** DIRECTION **
The records below are to be copied word for word, with every picture left out.

** LISTED ENTRIES **
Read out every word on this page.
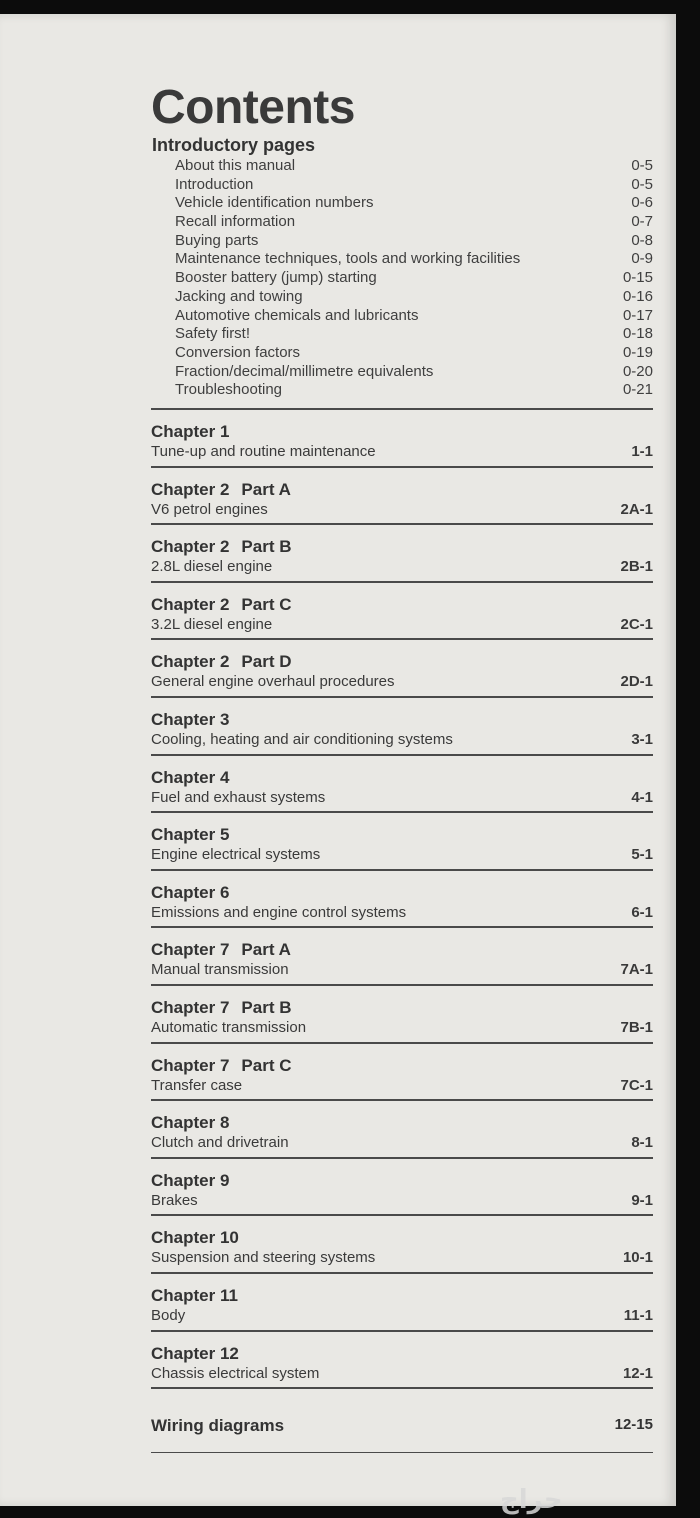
Contents
Introductory pages
About this manual	0-5
Introduction	0-5
Vehicle identification numbers	0-6
Recall information	0-7
Buying parts	0-8
Maintenance techniques, tools and working facilities	0-9
Booster battery (jump) starting	0-15
Jacking and towing	0-16
Automotive chemicals and lubricants	0-17
Safety first!	0-18
Conversion factors	0-19
Fraction/decimal/millimetre equivalents	0-20
Troubleshooting	0-21
Chapter 1
Tune-up and routine maintenance	1-1
Chapter 2 Part A
V6 petrol engines	2A-1
Chapter 2 Part B
2.8L diesel engine	2B-1
Chapter 2 Part C
3.2L diesel engine	2C-1
Chapter 2 Part D
General engine overhaul procedures	2D-1
Chapter 3
Cooling, heating and air conditioning systems	3-1
Chapter 4
Fuel and exhaust systems	4-1
Chapter 5
Engine electrical systems	5-1
Chapter 6
Emissions and engine control systems	6-1
Chapter 7 Part A
Manual transmission	7A-1
Chapter 7 Part B
Automatic transmission	7B-1
Chapter 7 Part C
Transfer case	7C-1
Chapter 8
Clutch and drivetrain	8-1
Chapter 9
Brakes	9-1
Chapter 10
Suspension and steering systems	10-1
Chapter 11
Body	11-1
Chapter 12
Chassis electrical system	12-1
Wiring diagrams	12-15
حراج
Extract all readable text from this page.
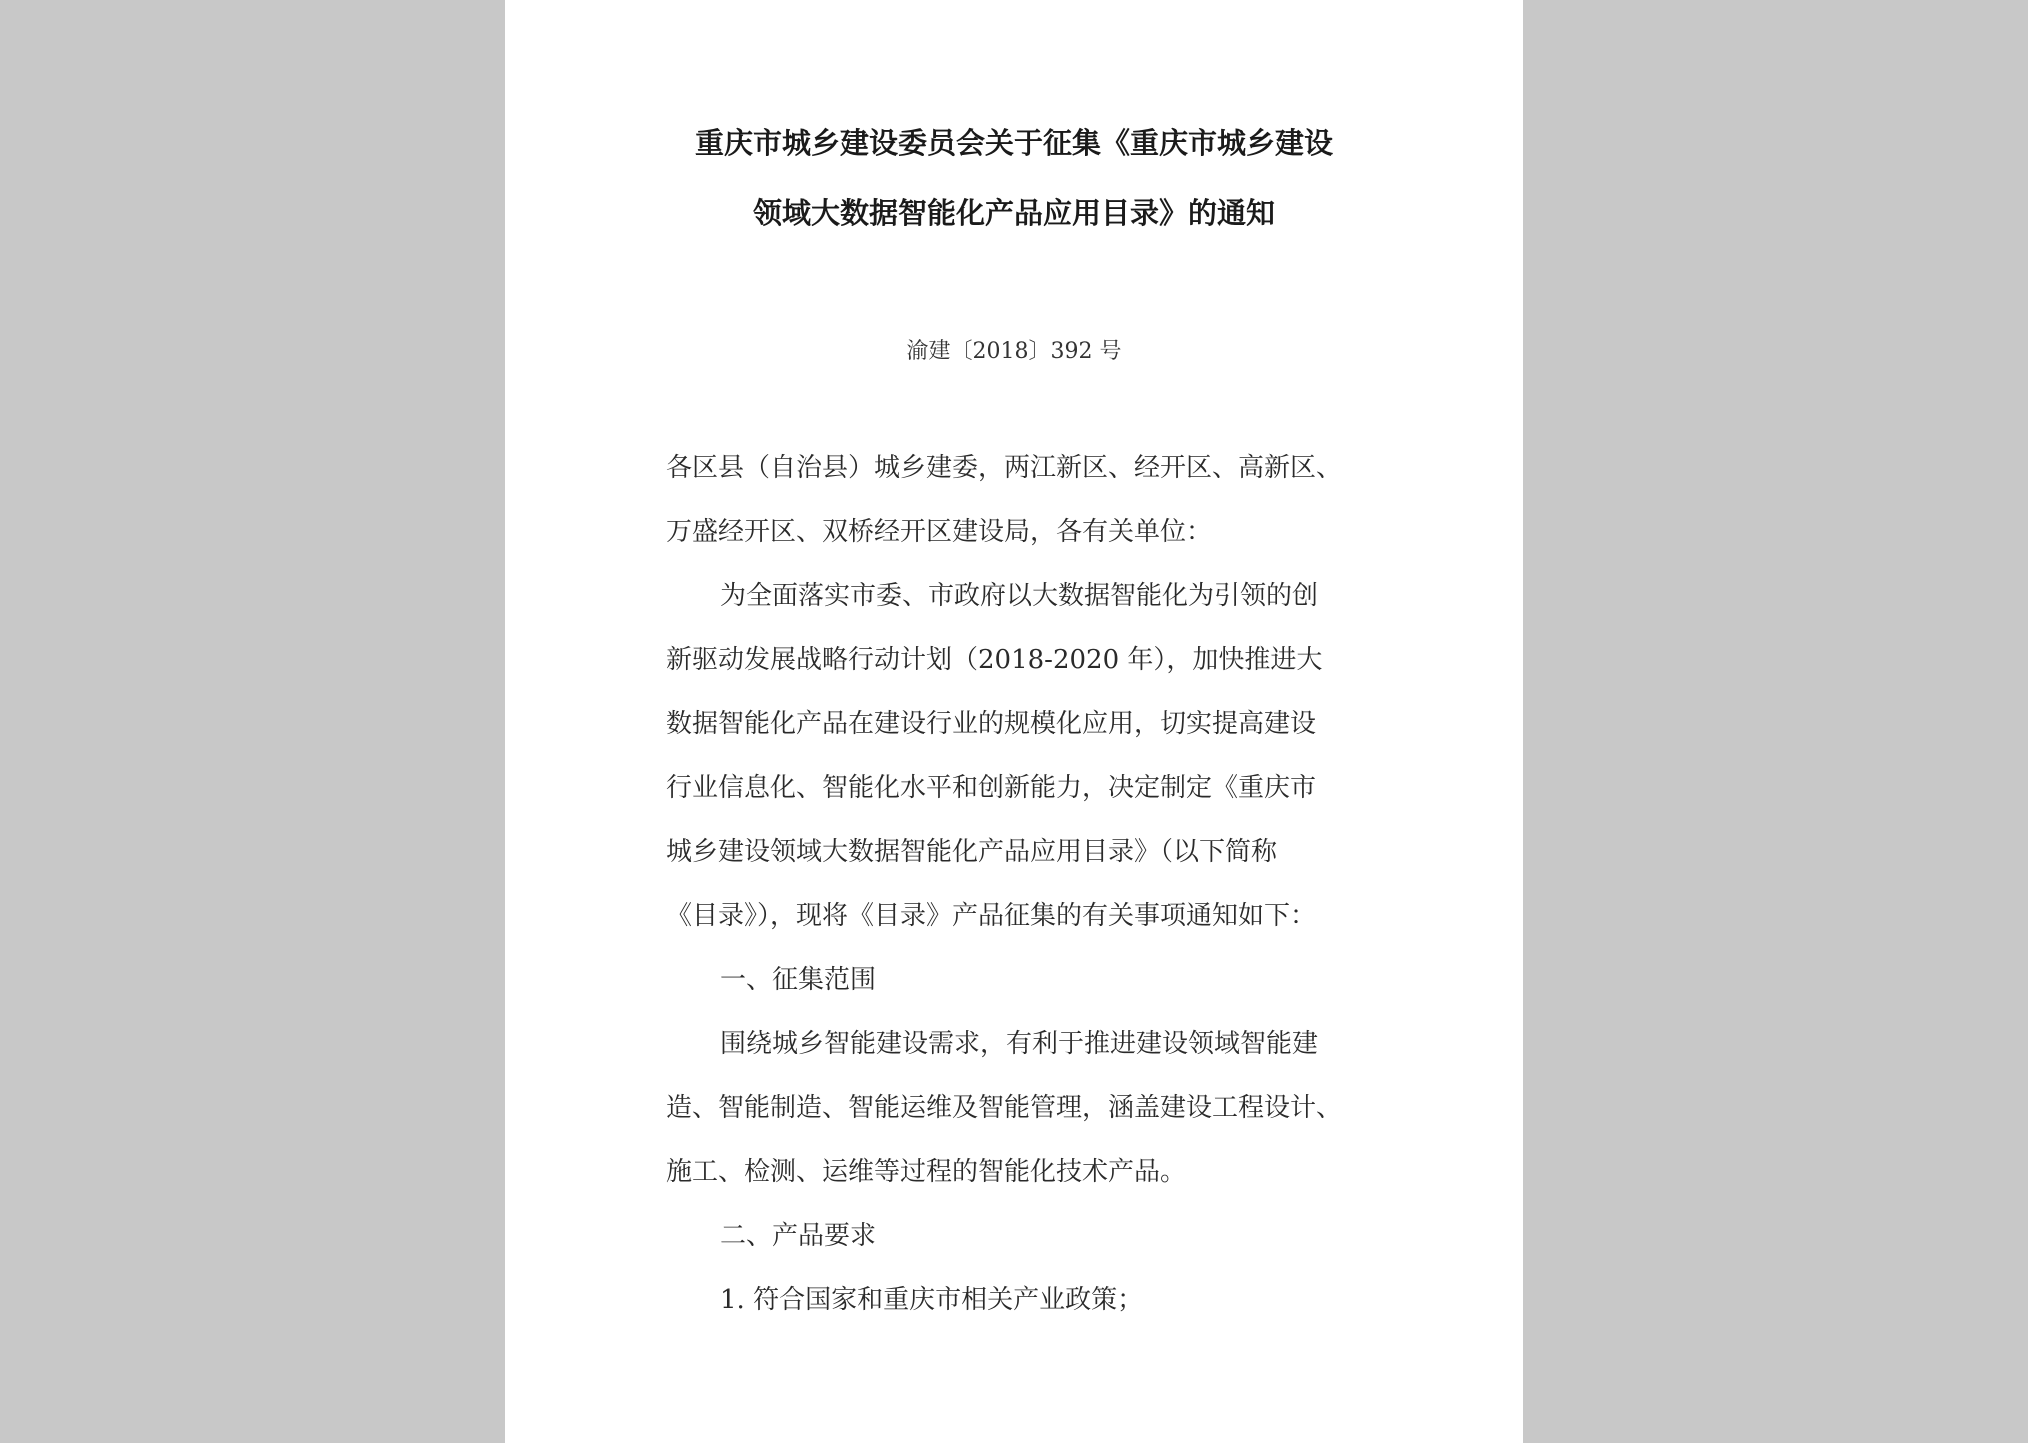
重庆市城乡建设委员会关于征集《重庆市城乡建设
领域大数据智能化产品应用目录》的通知
渝建〔2018〕392 号
各区县（自治县）城乡建委，两江新区、经开区、高新区、
万盛经开区、双桥经开区建设局，各有关单位：
为全面落实市委、市政府以大数据智能化为引领的创
新驱动发展战略行动计划（2018-2020 年），加快推进大
数据智能化产品在建设行业的规模化应用，切实提高建设
行业信息化、智能化水平和创新能力，决定制定《重庆市
城乡建设领域大数据智能化产品应用目录》（以下简称
《目录》），现将《目录》产品征集的有关事项通知如下：
一、征集范围
围绕城乡智能建设需求，有利于推进建设领域智能建
造、智能制造、智能运维及智能管理，涵盖建设工程设计、
施工、检测、运维等过程的智能化技术产品。
二、产品要求
1. 符合国家和重庆市相关产业政策；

** ANSWER TO THIS PROBLEM **
Read out every word on this page.
Contents
Introductory pages
About this manual	0-5
Introduction	0-5
Vehicle identification numbers	0-6
Recall information	0-7
Buying parts	0-8
Maintenance techniques, tools and working facilities	0-9
Booster battery (jump) starting	0-15
Jacking and towing	0-16
Automotive chemicals and lubricants	0-17
Safety first!	0-18
Conversion factors	0-19
Fraction/decimal/millimetre equivalents	0-20
Troubleshooting	0-21
Chapter 1
Tune-up and routine maintenance	1-1
Chapter 2 Part A
V6 petrol engines	2A-1
Chapter 2 Part B
2.8L diesel engine	2B-1
Chapter 2 Part C
3.2L diesel engine	2C-1
Chapter 2 Part D
General engine overhaul procedures	2D-1
Chapter 3
Cooling, heating and air conditioning systems	3-1
Chapter 4
Fuel and exhaust systems	4-1
Chapter 5
Engine electrical systems	5-1
Chapter 6
Emissions and engine control systems	6-1
Chapter 7 Part A
Manual transmission	7A-1
Chapter 7 Part B
Automatic transmission	7B-1
Chapter 7 Part C
Transfer case	7C-1
Chapter 8
Clutch and drivetrain	8-1
Chapter 9
Brakes	9-1
Chapter 10
Suspension and steering systems	10-1
Chapter 11
Body	11-1
Chapter 12
Chassis electrical system	12-1
Wiring diagrams	12-15
حراج
Extract all readable text from this page.
重庆市城乡建设委员会关于征集《重庆市城乡建设
领域大数据智能化产品应用目录》的通知
渝建〔2018〕392 号
各区县（自治县）城乡建委，两江新区、经开区、高新区、
万盛经开区、双桥经开区建设局，各有关单位：
为全面落实市委、市政府以大数据智能化为引领的创
新驱动发展战略行动计划（2018-2020 年），加快推进大
数据智能化产品在建设行业的规模化应用，切实提高建设
行业信息化、智能化水平和创新能力，决定制定《重庆市
城乡建设领域大数据智能化产品应用目录》（以下简称
《目录》），现将《目录》产品征集的有关事项通知如下：
一、征集范围
围绕城乡智能建设需求，有利于推进建设领域智能建
造、智能制造、智能运维及智能管理，涵盖建设工程设计、
施工、检测、运维等过程的智能化技术产品。
二、产品要求
1. 符合国家和重庆市相关产业政策；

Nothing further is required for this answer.